>>>>>

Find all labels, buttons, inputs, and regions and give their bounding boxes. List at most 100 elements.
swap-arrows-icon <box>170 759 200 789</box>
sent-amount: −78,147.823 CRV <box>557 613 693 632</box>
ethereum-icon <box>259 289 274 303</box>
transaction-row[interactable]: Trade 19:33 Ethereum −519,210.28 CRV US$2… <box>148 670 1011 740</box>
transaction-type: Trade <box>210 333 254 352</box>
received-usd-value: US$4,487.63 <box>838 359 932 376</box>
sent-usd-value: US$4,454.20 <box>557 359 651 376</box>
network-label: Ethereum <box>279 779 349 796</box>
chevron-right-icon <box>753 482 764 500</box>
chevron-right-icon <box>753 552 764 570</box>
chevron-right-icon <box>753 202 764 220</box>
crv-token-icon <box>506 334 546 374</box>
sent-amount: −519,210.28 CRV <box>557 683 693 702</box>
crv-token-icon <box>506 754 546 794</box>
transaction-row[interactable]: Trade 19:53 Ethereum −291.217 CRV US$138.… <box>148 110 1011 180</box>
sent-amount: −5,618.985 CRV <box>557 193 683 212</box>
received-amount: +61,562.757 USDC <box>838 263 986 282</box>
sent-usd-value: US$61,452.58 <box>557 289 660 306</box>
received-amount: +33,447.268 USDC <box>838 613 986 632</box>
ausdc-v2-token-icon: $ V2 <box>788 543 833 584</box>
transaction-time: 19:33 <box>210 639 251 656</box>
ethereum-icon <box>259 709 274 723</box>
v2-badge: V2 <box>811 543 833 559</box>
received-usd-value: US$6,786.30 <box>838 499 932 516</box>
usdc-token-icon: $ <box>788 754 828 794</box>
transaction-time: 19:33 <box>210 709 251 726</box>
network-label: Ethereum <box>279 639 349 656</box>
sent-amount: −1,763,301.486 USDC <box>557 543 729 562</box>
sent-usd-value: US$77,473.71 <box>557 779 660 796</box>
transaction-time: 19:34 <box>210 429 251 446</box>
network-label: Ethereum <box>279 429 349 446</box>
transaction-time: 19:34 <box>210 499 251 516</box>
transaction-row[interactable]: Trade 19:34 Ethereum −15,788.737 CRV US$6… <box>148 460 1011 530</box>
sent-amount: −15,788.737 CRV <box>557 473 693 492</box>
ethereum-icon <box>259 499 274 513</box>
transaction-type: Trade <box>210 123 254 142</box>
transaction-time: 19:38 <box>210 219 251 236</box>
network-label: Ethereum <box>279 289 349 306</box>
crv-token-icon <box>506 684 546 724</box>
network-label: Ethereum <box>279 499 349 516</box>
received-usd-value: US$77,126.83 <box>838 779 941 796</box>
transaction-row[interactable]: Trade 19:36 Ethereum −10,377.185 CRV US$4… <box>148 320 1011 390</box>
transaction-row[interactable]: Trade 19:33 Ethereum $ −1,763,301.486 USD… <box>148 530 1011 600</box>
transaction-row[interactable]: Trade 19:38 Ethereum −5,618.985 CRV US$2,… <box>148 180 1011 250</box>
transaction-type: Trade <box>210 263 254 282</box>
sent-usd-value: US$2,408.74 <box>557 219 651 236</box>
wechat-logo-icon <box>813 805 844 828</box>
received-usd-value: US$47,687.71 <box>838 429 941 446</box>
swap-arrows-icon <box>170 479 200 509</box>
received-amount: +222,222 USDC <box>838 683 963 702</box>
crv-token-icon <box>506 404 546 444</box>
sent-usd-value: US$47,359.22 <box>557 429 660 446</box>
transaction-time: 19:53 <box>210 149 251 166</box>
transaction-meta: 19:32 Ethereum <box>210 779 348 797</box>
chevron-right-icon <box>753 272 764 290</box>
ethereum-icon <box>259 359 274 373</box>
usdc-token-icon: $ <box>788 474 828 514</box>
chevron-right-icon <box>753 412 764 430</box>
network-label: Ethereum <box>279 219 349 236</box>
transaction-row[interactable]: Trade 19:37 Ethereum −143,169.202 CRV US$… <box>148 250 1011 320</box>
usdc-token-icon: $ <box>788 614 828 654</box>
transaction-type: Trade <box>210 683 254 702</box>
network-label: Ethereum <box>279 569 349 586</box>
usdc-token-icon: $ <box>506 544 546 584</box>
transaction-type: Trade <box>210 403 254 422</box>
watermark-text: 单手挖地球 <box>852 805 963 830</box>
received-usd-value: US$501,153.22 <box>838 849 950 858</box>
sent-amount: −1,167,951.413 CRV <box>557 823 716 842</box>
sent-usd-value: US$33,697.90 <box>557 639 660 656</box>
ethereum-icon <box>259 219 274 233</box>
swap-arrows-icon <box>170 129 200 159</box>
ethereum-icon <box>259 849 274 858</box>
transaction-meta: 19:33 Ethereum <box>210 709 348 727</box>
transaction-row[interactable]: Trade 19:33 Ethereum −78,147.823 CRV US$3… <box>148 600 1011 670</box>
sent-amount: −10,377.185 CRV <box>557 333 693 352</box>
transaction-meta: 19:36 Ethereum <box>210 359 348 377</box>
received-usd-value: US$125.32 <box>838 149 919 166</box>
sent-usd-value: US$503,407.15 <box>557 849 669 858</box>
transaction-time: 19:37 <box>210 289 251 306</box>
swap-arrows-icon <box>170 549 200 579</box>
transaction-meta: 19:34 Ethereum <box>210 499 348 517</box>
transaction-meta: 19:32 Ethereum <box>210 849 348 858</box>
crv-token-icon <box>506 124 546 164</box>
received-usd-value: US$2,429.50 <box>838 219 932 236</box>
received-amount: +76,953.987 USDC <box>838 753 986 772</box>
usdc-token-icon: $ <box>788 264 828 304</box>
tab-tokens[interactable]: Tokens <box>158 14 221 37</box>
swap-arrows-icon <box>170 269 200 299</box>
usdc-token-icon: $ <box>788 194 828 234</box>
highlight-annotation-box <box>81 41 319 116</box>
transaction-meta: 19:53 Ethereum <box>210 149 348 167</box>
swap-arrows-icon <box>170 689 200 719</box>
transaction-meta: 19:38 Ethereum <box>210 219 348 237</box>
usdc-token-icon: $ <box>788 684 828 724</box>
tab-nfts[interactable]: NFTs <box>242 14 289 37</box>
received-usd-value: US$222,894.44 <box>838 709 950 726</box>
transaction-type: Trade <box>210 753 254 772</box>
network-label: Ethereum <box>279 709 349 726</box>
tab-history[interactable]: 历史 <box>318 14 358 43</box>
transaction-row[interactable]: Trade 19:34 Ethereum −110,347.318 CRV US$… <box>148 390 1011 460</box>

<<<<<

> [Job]
Output the records above as a JSON list of strings, one string per line, with blank lines omitted.

> [Output for this task]
[
  "Find all labels, buttons, inputs, and regions and give their bounding boxes. List at most 100 elements.",
  "swap-arrows-icon <box>170 759 200 789</box>",
  "sent-amount: −78,147.823 CRV <box>557 613 693 632</box>",
  "ethereum-icon <box>259 289 274 303</box>",
  "transaction-row[interactable]: Trade 19:33 Ethereum −519,210.28 CRV US$2… <box>148 670 1011 740</box>",
  "transaction-type: Trade <box>210 333 254 352</box>",
  "received-usd-value: US$4,487.63 <box>838 359 932 376</box>",
  "sent-usd-value: US$4,454.20 <box>557 359 651 376</box>",
  "network-label: Ethereum <box>279 779 349 796</box>",
  "chevron-right-icon <box>753 482 764 500</box>",
  "chevron-right-icon <box>753 552 764 570</box>",
  "chevron-right-icon <box>753 202 764 220</box>",
  "crv-token-icon <box>506 334 546 374</box>",
  "sent-amount: −519,210.28 CRV <box>557 683 693 702</box>",
  "crv-token-icon <box>506 754 546 794</box>",
  "transaction-row[interactable]: Trade 19:53 Ethereum −291.217 CRV US$138.… <box>148 110 1011 180</box>",
  "sent-amount: −5,618.985 CRV <box>557 193 683 212</box>",
  "received-amount: +61,562.757 USDC <box>838 263 986 282</box>",
  "sent-usd-value: US$61,452.58 <box>557 289 660 306</box>",
  "received-amount: +33,447.268 USDC <box>838 613 986 632</box>",
  "ausdc-v2-token-icon: $ V2 <box>788 543 833 584</box>",
  "transaction-time: 19:33 <box>210 639 251 656</box>",
  "ethereum-icon <box>259 709 274 723</box>",
  "v2-badge: V2 <box>811 543 833 559</box>",
  "received-usd-value: US$6,786.30 <box>838 499 932 516</box>",
  "usdc-token-icon: $ <box>788 754 828 794</box>",
  "transaction-time: 19:33 <box>210 709 251 726</box>",
  "network-label: Ethereum <box>279 639 349 656</box>",
  "sent-amount: −1,763,301.486 USDC <box>557 543 729 562</box>",
  "sent-usd-value: US$77,473.71 <box>557 779 660 796</box>",
  "transaction-time: 19:34 <box>210 429 251 446</box>",
  "network-label: Ethereum <box>279 429 349 446</box>",
  "transaction-time: 19:34 <box>210 499 251 516</box>",
  "transaction-row[interactable]: Trade 19:34 Ethereum −15,788.737 CRV US$6… <box>148 460 1011 530</box>",
  "sent-amount: −15,788.737 CRV <box>557 473 693 492</box>",
  "ethereum-icon <box>259 499 274 513</box>",
  "transaction-type: Trade <box>210 123 254 142</box>",
  "transaction-time: 19:38 <box>210 219 251 236</box>",
  "network-label: Ethereum <box>279 289 349 306</box>",
  "crv-token-icon <box>506 684 546 724</box>",
  "network-label: Ethereum <box>279 499 349 516</box>",
  "received-usd-value: US$77,126.83 <box>838 779 941 796</box>",
  "transaction-row[interactable]: Trade 19:36 Ethereum −10,377.185 CRV US$4… <box>148 320 1011 390</box>",
  "transaction-row[interactable]: Trade 19:33 Ethereum $ −1,763,301.486 USD… <box>148 530 1011 600</box>",
  "transaction-row[interactable]: Trade 19:38 Ethereum −5,618.985 CRV US$2,… <box>148 180 1011 250</box>",
  "transaction-type: Trade <box>210 263 254 282</box>",
  "sent-usd-value: US$2,408.74 <box>557 219 651 236</box>",
  "wechat-logo-icon <box>813 805 844 828</box>",
  "received-usd-value: US$47,687.71 <box>838 429 941 446</box>",
  "swap-arrows-icon <box>170 479 200 509</box>",
  "received-amount: +222,222 USDC <box>838 683 963 702</box>",
  "crv-token-icon <box>506 404 546 444</box>",
  "sent-usd-value: US$47,359.22 <box>557 429 660 446</box>",
  "transaction-time: 19:53 <box>210 149 251 166</box>",
  "transaction-meta: 19:32 Ethereum <box>210 779 348 797</box>",
  "chevron-right-icon <box>753 272 764 290</box>",
  "ethereum-icon <box>259 359 274 373</box>",
  "usdc-token-icon: $ <box>788 474 828 514</box>",
  "chevron-right-icon <box>753 412 764 430</box>",
  "network-label: Ethereum <box>279 219 349 236</box>",
  "transaction-row[interactable]: Trade 19:37 Ethereum −143,169.202 CRV US$… <box>148 250 1011 320</box>",
  "usdc-token-icon: $ <box>788 614 828 654</box>",
  "transaction-type: Trade <box>210 683 254 702</box>",
  "network-label: Ethereum <box>279 569 349 586</box>",
  "usdc-token-icon: $ <box>506 544 546 584</box>",
  "transaction-type: Trade <box>210 403 254 422</box>",
  "watermark-text: 单手挖地球 <box>852 805 963 830</box>",
  "received-usd-value: US$501,153.22 <box>838 849 950 858</box>",
  "sent-amount: −1,167,951.413 CRV <box>557 823 716 842</box>",
  "sent-usd-value: US$33,697.90 <box>557 639 660 656</box>",
  "ethereum-icon <box>259 219 274 233</box>",
  "swap-arrows-icon <box>170 129 200 159</box>",
  "ethereum-icon <box>259 849 274 858</box>",
  "transaction-meta: 19:33 Ethereum <box>210 709 348 727</box>",
  "transaction-row[interactable]: Trade 19:33 Ethereum −78,147.823 CRV US$3… <box>148 600 1011 670</box>",
  "sent-amount: −10,377.185 CRV <box>557 333 693 352</box>",
  "transaction-meta: 19:36 Ethereum <box>210 359 348 377</box>",
  "received-usd-value: US$125.32 <box>838 149 919 166</box>",
  "sent-usd-value: US$503,407.15 <box>557 849 669 858</box>",
  "transaction-time: 19:37 <box>210 289 251 306</box>",
  "swap-arrows-icon <box>170 549 200 579</box>",
  "transaction-meta: 19:34 Ethereum <box>210 499 348 517</box>",
  "transaction-meta: 19:32 Ethereum <box>210 849 348 858</box>",
  "crv-token-icon <box>506 124 546 164</box>",
  "received-usd-value: US$2,429.50 <box>838 219 932 236</box>",
  "received-amount: +76,953.987 USDC <box>838 753 986 772</box>",
  "usdc-token-icon: $ <box>788 264 828 304</box>",
  "tab-tokens[interactable]: Tokens <box>158 14 221 37</box>",
  "swap-arrows-icon <box>170 269 200 299</box>",
  "usdc-token-icon: $ <box>788 194 828 234</box>",
  "highlight-annotation-box <box>81 41 319 116</box>",
  "transaction-meta: 19:53 Ethereum <box>210 149 348 167</box>",
  "swap-arrows-icon <box>170 689 200 719</box>",
  "transaction-meta: 19:38 Ethereum <box>210 219 348 237</box>",
  "usdc-token-icon: $ <box>788 684 828 724</box>",
  "tab-nfts[interactable]: NFTs <box>242 14 289 37</box>",
  "received-usd-value: US$222,894.44 <box>838 709 950 726</box>",
  "transaction-type: Trade <box>210 753 254 772</box>",
  "network-label: Ethereum <box>279 709 349 726</box>",
  "tab-history[interactable]: 历史 <box>318 14 358 43</box>",
  "transaction-row[interactable]: Trade 19:34 Ethereum −110,347.318 CRV US$… <box>148 390 1011 460</box>"
]